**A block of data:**
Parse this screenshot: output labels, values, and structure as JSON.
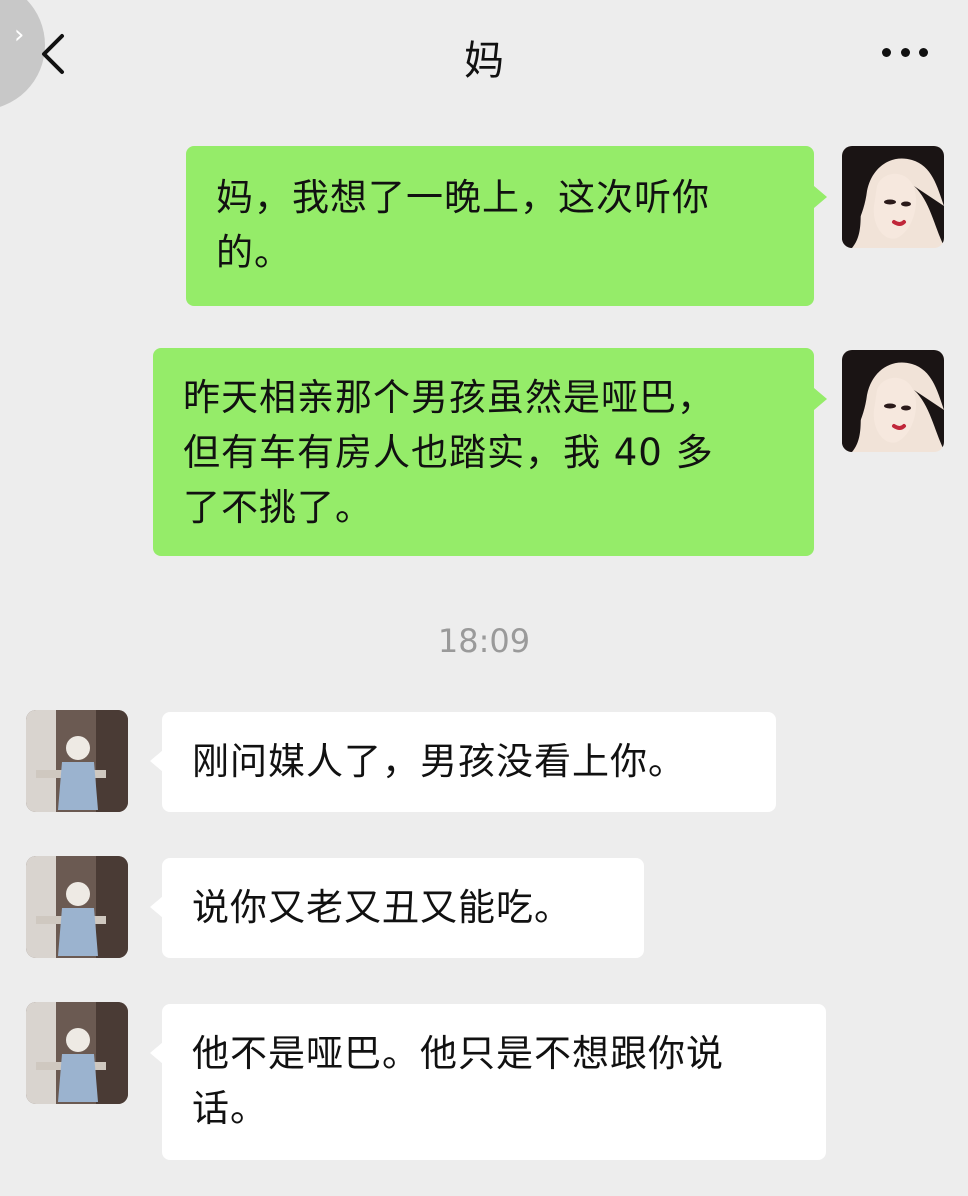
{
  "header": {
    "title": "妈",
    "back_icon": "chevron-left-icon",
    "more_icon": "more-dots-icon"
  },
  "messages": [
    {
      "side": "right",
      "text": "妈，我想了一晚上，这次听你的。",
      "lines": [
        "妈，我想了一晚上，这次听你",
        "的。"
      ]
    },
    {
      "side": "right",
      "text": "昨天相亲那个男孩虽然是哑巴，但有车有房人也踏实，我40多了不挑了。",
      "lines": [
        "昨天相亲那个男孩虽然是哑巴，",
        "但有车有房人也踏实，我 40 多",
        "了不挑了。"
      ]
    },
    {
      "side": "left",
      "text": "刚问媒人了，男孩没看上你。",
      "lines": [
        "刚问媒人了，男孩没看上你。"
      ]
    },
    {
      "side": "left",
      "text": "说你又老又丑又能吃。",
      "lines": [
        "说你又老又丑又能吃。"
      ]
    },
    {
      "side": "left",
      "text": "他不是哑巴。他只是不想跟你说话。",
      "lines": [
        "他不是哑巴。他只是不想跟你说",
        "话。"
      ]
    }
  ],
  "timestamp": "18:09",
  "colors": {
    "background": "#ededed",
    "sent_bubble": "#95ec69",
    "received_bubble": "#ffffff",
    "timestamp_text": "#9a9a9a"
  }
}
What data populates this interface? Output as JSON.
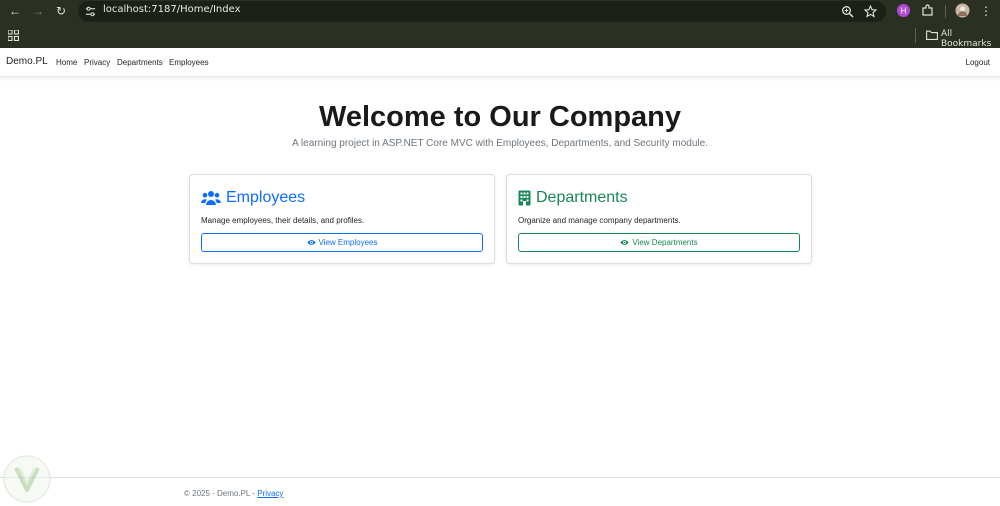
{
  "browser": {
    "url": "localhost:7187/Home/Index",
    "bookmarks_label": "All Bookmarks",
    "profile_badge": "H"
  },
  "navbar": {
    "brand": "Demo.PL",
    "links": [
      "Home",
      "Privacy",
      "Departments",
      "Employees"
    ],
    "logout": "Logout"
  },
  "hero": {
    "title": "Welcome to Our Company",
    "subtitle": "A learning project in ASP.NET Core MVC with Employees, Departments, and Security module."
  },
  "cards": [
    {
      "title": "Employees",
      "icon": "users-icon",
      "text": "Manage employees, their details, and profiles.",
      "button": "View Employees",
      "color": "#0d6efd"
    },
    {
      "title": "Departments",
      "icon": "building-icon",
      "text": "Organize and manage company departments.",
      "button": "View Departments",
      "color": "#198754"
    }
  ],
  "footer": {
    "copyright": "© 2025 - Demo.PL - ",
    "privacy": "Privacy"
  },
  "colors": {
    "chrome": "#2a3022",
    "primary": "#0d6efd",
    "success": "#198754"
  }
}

**AIM:** In the entries above, locate every line with the word "button" and copy it.

**RESPONSE:**
      "button": "View Employees",
      "button": "View Departments",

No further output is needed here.